Pull out every line below that contains the word "PLUS".

::::

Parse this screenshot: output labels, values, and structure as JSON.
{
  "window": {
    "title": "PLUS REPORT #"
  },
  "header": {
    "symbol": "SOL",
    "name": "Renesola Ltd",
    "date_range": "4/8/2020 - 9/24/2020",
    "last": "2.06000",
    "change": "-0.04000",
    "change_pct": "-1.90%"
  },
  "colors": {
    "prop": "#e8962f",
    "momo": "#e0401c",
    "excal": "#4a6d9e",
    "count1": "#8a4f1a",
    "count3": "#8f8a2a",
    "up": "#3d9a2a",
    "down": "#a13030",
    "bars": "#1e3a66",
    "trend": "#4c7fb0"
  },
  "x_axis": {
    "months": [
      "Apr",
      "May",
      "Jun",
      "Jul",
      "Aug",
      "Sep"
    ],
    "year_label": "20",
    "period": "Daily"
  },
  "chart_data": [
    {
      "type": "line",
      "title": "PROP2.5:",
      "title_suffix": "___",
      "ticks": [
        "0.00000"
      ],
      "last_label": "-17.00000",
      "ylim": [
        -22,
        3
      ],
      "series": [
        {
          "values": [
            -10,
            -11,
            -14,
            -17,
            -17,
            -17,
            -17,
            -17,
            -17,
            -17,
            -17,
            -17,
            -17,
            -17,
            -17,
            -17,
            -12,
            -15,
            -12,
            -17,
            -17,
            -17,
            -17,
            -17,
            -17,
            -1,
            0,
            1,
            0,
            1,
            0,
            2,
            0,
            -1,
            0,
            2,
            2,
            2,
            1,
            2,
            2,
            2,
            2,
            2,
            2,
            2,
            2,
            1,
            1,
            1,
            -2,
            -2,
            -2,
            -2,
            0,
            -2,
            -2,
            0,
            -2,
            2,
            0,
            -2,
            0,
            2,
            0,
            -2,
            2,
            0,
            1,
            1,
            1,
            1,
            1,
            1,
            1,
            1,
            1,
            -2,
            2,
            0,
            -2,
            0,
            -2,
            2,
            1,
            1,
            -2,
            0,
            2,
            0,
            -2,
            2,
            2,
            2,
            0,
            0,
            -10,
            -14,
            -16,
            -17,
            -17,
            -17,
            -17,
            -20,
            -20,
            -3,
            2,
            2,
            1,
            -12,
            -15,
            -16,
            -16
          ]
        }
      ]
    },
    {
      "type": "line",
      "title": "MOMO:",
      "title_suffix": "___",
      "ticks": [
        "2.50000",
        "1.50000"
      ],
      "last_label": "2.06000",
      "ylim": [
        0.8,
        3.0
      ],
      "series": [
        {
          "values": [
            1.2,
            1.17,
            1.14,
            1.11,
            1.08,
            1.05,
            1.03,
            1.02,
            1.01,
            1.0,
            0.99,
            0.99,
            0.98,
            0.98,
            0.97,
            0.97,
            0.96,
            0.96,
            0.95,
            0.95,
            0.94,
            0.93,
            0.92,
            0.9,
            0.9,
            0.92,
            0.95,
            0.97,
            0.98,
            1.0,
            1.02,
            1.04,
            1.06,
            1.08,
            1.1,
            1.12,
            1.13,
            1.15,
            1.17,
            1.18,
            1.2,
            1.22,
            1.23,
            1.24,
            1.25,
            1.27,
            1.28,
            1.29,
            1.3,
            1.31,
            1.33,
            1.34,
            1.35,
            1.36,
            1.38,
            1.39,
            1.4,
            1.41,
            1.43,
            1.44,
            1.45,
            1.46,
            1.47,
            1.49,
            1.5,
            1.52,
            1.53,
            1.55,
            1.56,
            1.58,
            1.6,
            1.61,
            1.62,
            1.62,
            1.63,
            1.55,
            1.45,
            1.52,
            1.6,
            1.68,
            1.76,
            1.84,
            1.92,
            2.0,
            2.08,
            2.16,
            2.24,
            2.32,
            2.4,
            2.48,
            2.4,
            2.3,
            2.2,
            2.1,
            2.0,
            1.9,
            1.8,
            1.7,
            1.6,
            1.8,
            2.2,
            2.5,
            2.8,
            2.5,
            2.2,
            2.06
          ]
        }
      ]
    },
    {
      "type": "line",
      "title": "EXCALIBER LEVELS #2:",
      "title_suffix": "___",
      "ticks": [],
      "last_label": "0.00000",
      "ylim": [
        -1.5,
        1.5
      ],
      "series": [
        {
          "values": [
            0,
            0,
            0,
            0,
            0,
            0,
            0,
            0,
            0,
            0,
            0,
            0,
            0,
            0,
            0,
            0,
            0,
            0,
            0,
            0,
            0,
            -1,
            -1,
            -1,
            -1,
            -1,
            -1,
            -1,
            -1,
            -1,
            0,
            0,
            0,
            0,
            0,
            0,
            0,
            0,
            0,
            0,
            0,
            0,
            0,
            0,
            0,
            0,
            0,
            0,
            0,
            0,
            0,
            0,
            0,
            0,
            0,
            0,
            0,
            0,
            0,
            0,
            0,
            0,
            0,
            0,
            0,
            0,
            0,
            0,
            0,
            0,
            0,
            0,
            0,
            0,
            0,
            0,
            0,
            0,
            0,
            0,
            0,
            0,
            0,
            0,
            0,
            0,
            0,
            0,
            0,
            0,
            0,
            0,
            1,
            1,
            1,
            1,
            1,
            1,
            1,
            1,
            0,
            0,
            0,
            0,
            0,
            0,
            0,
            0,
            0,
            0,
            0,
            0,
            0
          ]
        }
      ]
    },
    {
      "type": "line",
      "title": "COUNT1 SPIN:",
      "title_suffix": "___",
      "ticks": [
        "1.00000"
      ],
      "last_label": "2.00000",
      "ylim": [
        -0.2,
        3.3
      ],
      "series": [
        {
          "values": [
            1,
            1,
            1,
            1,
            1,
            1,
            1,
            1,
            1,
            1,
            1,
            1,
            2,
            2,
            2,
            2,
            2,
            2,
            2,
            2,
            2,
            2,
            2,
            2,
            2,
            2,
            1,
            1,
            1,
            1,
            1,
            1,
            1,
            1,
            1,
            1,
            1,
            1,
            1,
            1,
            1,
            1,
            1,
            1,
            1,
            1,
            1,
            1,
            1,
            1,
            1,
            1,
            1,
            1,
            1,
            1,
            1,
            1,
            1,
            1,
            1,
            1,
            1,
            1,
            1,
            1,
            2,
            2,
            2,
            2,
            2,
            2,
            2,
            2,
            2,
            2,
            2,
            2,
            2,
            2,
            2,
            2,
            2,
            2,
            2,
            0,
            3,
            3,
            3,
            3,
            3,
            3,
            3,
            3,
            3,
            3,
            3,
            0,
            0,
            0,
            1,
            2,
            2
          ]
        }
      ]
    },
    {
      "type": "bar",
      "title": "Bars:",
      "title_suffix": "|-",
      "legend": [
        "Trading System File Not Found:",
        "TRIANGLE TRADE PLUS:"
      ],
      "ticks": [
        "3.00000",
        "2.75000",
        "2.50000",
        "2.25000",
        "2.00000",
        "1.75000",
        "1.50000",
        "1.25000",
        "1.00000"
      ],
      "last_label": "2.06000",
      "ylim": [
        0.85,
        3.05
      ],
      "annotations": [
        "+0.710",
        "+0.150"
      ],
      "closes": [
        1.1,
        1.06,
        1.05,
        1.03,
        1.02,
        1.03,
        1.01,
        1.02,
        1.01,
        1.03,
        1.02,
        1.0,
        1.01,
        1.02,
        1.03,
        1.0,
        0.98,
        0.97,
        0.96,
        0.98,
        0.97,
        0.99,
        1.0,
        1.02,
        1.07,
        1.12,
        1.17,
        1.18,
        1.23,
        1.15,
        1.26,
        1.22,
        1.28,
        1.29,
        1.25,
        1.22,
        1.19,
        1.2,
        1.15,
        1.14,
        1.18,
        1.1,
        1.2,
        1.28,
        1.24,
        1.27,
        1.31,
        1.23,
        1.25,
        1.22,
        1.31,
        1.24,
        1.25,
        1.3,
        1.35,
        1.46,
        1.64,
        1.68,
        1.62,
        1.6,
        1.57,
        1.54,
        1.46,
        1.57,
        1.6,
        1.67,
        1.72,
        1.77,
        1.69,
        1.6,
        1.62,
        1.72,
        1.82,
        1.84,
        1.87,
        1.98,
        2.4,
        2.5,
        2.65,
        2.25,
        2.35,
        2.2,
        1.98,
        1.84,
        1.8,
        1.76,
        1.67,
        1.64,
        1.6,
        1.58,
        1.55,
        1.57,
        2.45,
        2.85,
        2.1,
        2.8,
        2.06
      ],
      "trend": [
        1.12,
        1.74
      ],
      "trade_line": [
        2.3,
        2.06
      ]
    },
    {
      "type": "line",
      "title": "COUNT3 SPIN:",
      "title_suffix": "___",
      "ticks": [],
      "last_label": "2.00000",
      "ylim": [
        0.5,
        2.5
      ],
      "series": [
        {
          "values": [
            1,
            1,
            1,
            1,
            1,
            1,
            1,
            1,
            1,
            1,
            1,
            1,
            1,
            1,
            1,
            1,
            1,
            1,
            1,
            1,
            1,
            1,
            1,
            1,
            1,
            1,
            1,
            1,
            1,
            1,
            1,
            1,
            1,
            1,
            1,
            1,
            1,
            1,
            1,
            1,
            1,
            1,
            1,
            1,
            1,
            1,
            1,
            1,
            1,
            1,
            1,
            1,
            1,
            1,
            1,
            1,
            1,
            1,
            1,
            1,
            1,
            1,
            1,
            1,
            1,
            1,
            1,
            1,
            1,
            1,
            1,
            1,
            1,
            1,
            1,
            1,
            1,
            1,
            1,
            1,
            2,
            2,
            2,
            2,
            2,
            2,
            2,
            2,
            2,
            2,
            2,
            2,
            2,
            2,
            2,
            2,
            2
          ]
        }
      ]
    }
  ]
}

::::

- _REPLY TO THE TASK_
    "title": "PLUS REPORT #"
        "TRIANGLE TRADE PLUS:"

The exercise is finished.